--- BEGIN INFORMATION GIVEN ---
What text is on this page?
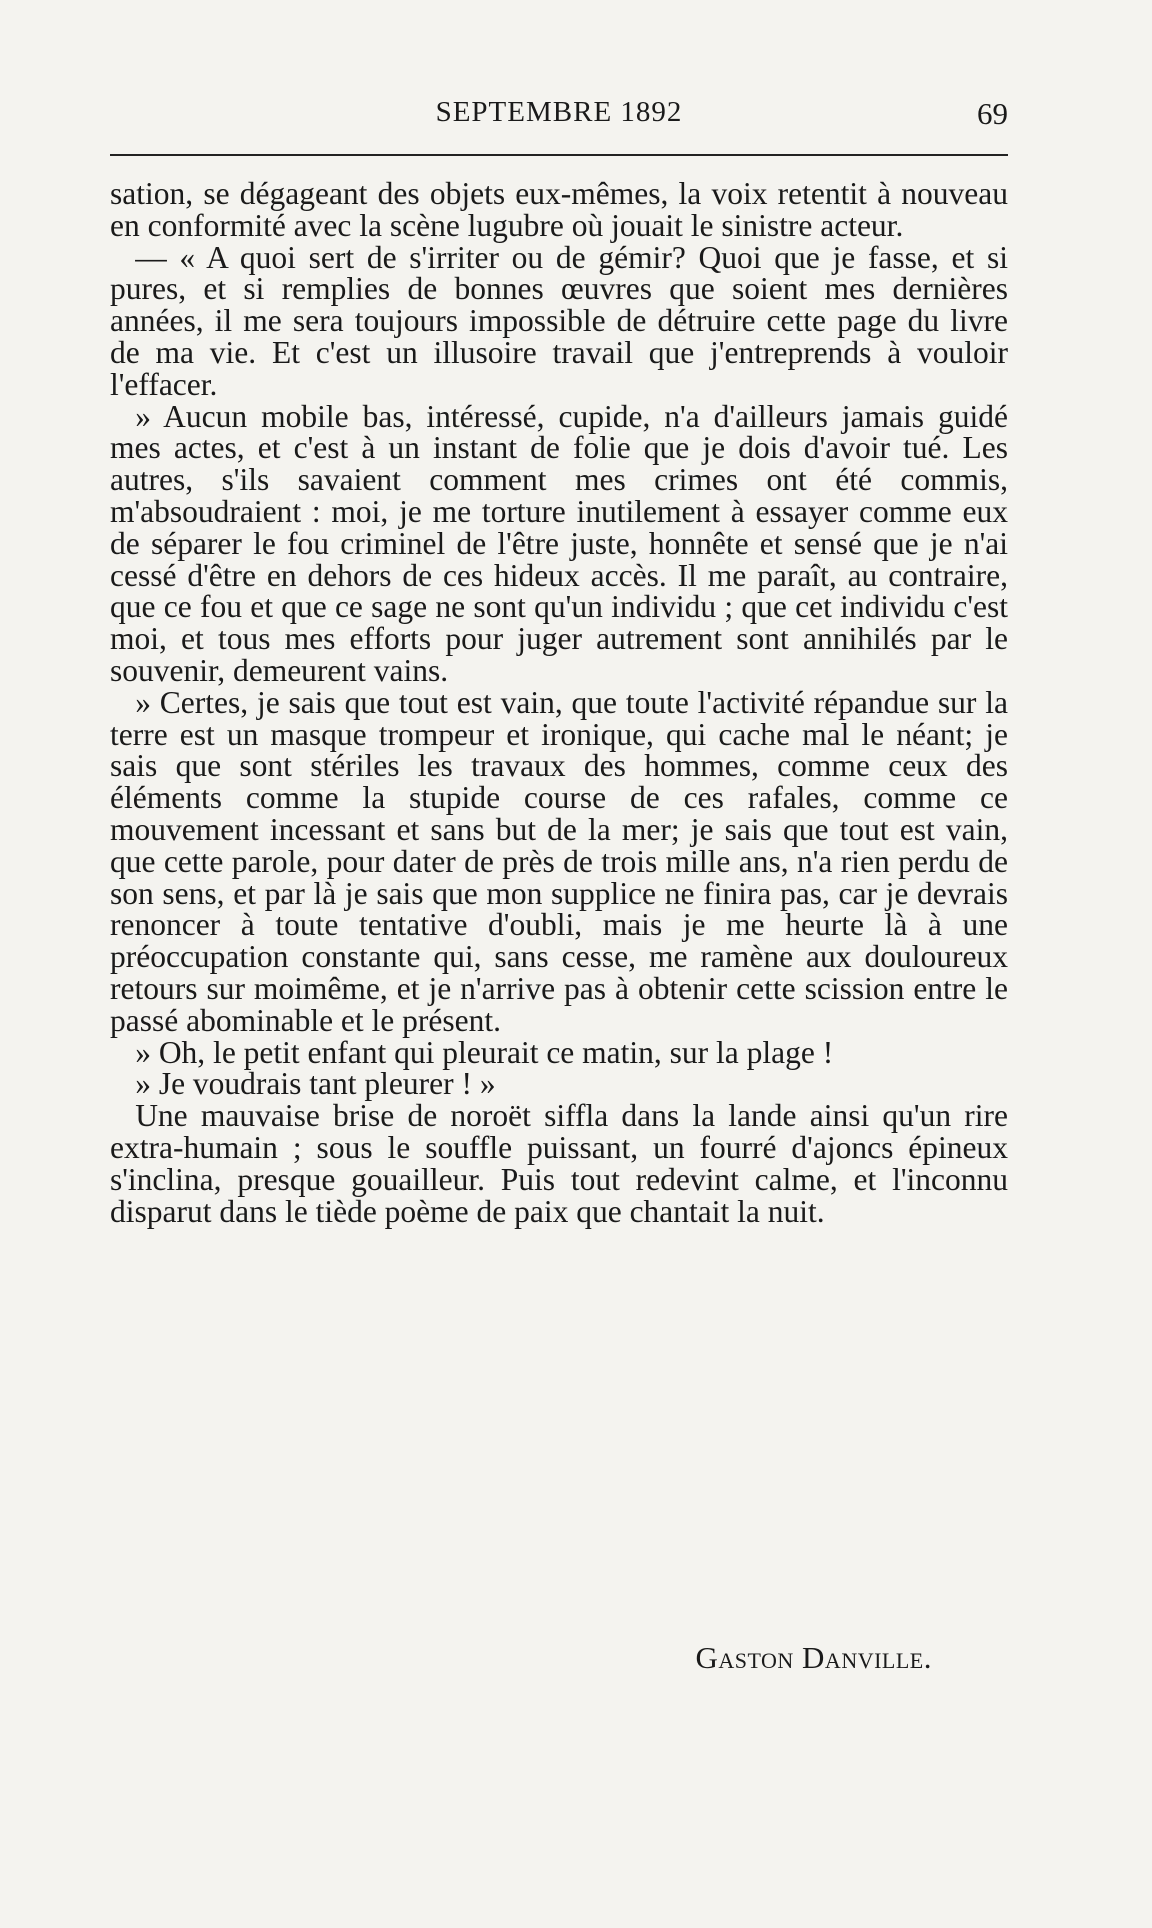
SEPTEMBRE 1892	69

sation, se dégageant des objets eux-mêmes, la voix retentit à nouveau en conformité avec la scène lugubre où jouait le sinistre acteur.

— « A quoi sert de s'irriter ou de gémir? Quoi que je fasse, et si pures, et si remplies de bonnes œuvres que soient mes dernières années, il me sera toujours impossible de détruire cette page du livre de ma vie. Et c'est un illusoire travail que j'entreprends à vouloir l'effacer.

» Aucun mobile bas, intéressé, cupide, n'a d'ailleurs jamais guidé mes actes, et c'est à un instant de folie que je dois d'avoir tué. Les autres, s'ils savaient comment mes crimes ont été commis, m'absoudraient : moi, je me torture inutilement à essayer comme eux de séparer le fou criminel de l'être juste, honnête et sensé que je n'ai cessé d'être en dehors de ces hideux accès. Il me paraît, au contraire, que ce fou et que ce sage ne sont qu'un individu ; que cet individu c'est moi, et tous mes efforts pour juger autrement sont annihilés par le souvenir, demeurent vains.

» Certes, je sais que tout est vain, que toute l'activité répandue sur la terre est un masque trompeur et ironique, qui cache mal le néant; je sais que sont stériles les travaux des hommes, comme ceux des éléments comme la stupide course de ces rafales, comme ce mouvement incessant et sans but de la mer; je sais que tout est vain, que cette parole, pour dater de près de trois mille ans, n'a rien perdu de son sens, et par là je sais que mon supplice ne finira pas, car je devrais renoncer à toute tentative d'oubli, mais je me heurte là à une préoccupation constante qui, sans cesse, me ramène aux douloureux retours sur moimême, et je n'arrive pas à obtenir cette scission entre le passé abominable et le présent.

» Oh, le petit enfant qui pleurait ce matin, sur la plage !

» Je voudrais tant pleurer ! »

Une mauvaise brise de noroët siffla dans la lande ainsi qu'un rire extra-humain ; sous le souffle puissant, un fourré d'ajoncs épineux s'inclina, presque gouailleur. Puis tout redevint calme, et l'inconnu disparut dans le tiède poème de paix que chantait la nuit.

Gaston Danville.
--- END INFORMATION GIVEN ---
--- BEGIN INFORMATION GIVEN ---
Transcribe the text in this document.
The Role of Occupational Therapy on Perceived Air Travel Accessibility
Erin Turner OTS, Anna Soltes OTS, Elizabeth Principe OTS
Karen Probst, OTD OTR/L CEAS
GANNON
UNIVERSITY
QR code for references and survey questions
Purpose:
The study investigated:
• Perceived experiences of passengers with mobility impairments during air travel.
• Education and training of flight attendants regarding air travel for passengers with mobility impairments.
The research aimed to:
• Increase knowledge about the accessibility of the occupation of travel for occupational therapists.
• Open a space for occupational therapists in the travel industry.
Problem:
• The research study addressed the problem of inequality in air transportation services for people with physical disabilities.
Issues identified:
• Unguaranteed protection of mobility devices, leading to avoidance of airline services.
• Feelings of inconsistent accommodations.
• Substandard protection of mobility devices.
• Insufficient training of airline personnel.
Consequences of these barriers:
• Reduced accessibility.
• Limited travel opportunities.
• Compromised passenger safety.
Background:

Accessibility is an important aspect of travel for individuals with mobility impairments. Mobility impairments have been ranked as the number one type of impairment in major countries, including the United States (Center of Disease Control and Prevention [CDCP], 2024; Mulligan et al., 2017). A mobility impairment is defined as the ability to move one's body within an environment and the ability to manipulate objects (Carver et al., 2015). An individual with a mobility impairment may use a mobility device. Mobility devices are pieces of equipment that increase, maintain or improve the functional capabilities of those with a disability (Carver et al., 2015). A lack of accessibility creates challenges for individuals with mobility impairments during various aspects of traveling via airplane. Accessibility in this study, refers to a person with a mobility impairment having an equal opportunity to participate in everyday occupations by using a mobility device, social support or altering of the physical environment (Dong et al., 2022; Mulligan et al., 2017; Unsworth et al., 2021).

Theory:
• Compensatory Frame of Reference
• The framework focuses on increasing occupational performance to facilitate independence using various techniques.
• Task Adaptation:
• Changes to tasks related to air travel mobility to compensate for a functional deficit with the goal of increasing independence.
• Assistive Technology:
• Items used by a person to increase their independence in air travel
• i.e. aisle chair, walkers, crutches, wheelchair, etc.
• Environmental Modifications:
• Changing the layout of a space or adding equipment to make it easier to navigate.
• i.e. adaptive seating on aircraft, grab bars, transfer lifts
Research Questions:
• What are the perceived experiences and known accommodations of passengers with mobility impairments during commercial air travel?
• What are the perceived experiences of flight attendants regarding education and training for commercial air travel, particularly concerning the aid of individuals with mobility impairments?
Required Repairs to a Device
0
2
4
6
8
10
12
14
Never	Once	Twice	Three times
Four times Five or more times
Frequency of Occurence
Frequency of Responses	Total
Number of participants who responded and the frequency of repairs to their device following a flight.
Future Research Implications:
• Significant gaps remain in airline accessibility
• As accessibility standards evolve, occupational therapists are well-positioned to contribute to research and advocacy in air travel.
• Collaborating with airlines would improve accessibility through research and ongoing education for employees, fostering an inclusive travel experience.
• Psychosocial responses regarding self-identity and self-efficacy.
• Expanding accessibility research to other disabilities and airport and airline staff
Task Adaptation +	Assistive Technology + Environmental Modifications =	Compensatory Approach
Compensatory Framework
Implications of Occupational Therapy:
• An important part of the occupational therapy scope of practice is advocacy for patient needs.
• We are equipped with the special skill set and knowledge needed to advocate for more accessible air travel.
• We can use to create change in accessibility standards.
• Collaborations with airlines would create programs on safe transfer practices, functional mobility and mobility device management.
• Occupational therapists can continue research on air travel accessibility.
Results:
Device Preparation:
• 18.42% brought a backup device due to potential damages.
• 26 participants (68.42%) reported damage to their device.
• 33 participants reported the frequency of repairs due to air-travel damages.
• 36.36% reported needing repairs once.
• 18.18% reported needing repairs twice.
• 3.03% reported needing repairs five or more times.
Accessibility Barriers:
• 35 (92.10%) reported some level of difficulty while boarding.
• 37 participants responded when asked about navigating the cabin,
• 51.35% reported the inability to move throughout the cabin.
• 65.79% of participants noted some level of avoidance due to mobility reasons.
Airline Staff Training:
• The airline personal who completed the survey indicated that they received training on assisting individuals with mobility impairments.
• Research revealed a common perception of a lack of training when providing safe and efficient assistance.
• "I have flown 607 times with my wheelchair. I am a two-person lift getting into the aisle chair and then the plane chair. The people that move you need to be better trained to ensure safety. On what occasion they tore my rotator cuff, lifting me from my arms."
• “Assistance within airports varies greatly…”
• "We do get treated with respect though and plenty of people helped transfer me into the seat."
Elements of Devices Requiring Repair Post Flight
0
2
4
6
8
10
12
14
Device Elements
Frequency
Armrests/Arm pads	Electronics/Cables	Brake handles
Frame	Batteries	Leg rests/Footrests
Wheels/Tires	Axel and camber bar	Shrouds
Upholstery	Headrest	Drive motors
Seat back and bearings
--- END INFORMATION GIVEN ---
### THE TASK
Going through the entries above line by line, work out how many lines include the word "experiences". Only the number is required.

### SOLUTION
3